* start *
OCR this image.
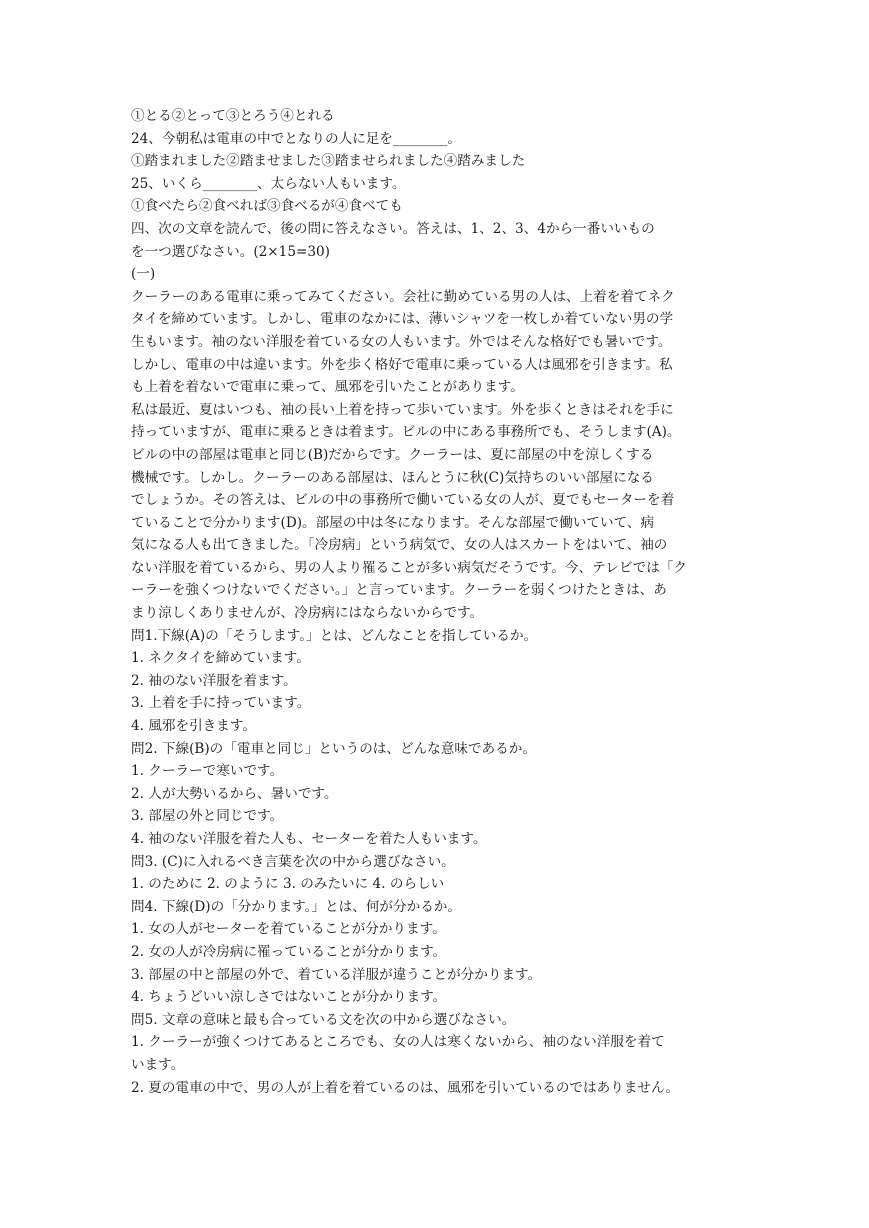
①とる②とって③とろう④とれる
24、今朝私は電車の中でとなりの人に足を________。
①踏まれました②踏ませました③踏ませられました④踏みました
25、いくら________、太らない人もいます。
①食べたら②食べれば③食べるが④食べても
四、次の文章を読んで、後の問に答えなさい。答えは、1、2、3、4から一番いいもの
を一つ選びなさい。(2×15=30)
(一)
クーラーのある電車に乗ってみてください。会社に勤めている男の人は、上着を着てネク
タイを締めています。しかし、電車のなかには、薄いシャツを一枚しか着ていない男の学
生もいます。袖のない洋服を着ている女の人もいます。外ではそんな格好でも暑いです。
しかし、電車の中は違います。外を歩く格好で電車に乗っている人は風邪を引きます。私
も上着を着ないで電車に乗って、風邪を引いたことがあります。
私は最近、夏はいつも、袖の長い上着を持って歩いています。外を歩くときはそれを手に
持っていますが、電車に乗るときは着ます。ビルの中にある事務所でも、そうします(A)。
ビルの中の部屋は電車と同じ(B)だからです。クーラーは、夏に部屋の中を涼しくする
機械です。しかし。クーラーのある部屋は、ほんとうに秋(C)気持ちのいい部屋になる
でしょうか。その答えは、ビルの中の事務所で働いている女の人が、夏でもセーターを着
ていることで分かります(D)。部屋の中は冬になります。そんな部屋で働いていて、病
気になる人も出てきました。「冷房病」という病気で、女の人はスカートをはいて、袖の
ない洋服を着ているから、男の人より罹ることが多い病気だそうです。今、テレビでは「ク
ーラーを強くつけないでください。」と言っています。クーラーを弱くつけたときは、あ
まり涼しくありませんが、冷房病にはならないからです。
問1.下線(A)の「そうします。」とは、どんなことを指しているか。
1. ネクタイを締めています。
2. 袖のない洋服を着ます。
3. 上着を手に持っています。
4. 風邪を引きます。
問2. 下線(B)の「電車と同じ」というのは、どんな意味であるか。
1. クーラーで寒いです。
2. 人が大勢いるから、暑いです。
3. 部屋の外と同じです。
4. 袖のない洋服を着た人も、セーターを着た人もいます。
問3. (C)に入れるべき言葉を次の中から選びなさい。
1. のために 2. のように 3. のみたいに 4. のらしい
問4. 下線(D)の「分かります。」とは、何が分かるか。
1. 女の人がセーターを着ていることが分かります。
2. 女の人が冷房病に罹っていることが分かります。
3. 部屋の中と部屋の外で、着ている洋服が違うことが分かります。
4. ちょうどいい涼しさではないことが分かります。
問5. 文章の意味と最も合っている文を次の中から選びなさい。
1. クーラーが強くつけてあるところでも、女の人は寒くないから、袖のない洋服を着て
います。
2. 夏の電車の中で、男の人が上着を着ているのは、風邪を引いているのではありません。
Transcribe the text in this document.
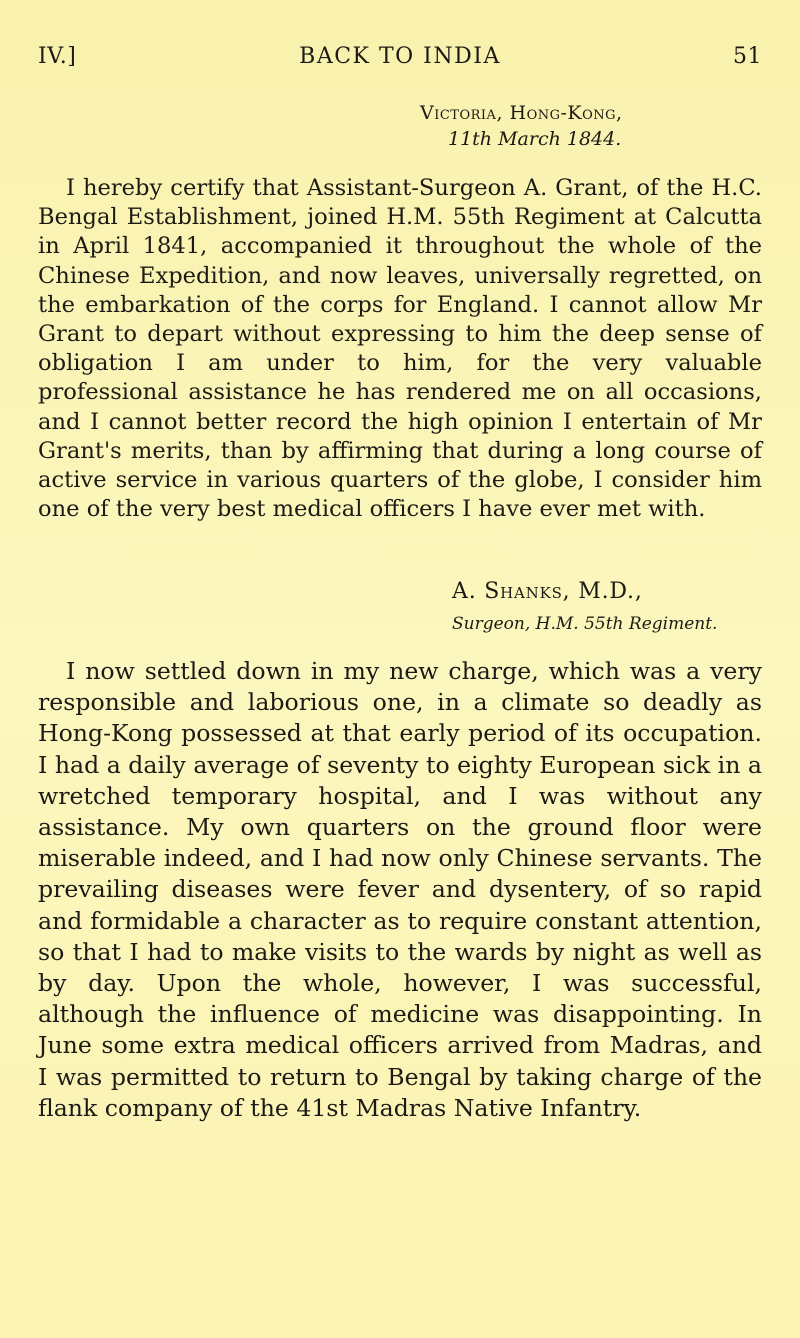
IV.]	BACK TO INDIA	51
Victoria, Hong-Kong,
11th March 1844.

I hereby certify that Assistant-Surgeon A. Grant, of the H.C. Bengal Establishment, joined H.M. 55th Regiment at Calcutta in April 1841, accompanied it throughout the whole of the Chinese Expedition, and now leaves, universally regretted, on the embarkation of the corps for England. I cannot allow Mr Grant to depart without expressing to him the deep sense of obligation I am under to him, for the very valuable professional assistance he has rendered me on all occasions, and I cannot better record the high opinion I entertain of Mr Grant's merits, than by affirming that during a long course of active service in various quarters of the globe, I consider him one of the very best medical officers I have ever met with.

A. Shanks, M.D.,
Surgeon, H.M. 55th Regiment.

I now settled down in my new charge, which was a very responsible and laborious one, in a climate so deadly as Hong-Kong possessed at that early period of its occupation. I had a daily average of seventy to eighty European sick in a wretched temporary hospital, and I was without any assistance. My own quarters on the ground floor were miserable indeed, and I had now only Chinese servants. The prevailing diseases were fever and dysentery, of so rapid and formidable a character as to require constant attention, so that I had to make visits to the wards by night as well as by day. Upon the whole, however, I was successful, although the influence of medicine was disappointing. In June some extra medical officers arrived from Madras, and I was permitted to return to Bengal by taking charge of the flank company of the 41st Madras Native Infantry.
* end *
PROBLEM TO SOLVE = Filter the data for the string "this" and copy every line that has it.

OUTPUT =
OCR this image.
Transcribe the text in this document.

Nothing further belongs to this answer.